QUESTIONS:
(A) Answer these from the health infrastructure passage, one per line:
(i) In the pessimistic version of the argument, what combination do successful communities rely on?
(ii) At what level does the passage say much successful community governance in health happens?
(iii) What do epidemiologists maintain?
(B) List every form of institutional design that the health infrastructure passage names.
(C) Extract everything in the health infrastructure passage from "The Quiet Infrastructure of Health" down to "possible at all.".

TEXT PASSAGE:
The Quiet Infrastructure of Health

There is a version of this argument that ends in pessimism: collective action problems are structural, the logic of defection is powerful, and the communities that succeed do so through a combination of unusual circumstance and heroic institutional design that cannot be generalized. This is not quite wrong, but it is not quite right either.


What it misses is the extraordinary amount of successful community governance in health that happens below the level of visibility—not in the high-profile consortia and global health initiatives, but in the quiet infrastructure of professional norms, clinical protocols, reporting systems, and shared data standards that make modern medicine possible at all.


Physicians share case reports. Hospitals report adverse events. Epidemiologists maintain disease registries that serve the entire research community. Pharmacists flag drug interactions. Emergency departments coordinate during mass casualty events with a fluency that their competitive economic relationship would never predict. None of this is altruism. It is the product of decades of institutional design—licensing requirements, accreditation standards, professional culture, legal obligation—that have succeeded in aligning individual and collective interest well enough to produce something that functions like a commons.

RECORDS SHOWN:

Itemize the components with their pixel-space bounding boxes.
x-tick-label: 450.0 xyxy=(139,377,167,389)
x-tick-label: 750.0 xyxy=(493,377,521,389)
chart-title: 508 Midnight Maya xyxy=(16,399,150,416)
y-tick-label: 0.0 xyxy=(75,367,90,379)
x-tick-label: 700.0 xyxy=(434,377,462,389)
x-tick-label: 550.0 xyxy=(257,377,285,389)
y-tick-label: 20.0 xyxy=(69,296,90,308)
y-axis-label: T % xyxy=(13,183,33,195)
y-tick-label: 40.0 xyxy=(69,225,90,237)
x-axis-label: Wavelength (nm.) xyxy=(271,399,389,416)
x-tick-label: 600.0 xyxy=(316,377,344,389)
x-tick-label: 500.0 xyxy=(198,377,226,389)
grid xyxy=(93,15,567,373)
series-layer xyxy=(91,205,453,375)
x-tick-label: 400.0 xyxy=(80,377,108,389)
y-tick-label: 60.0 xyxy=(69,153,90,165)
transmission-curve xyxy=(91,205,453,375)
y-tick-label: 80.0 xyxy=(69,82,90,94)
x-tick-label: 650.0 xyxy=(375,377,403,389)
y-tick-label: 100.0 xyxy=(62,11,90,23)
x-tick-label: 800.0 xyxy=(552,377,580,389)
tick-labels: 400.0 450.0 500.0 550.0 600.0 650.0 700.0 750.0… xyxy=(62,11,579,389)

RESPONSE LIST:
(A)
(i) A combination of unusual circumstance and heroic institutional design that cannot be generalized.
(ii) Below the level of visibility.
(iii) Disease registries that serve the entire research community.

(B)
licensing requirements
accreditation standards
professional culture
legal obligation

(C)
The Quiet Infrastructure of Health

There is a version of this argument that ends in pessimism: collective action problems are structural, the logic of defection is powerful, and the communities that succeed do so through a combination of unusual circumstance and heroic institutional design that cannot be generalized. This is not quite wrong, but it is not quite right either.


What it misses is the extraordinary amount of successful community governance in health that happens below the level of visibility—not in the high-profile consortia and global health initiatives, but in the quiet infrastructure of professional norms, clinical protocols, reporting systems, and shared data standards that make modern medicine possible at all.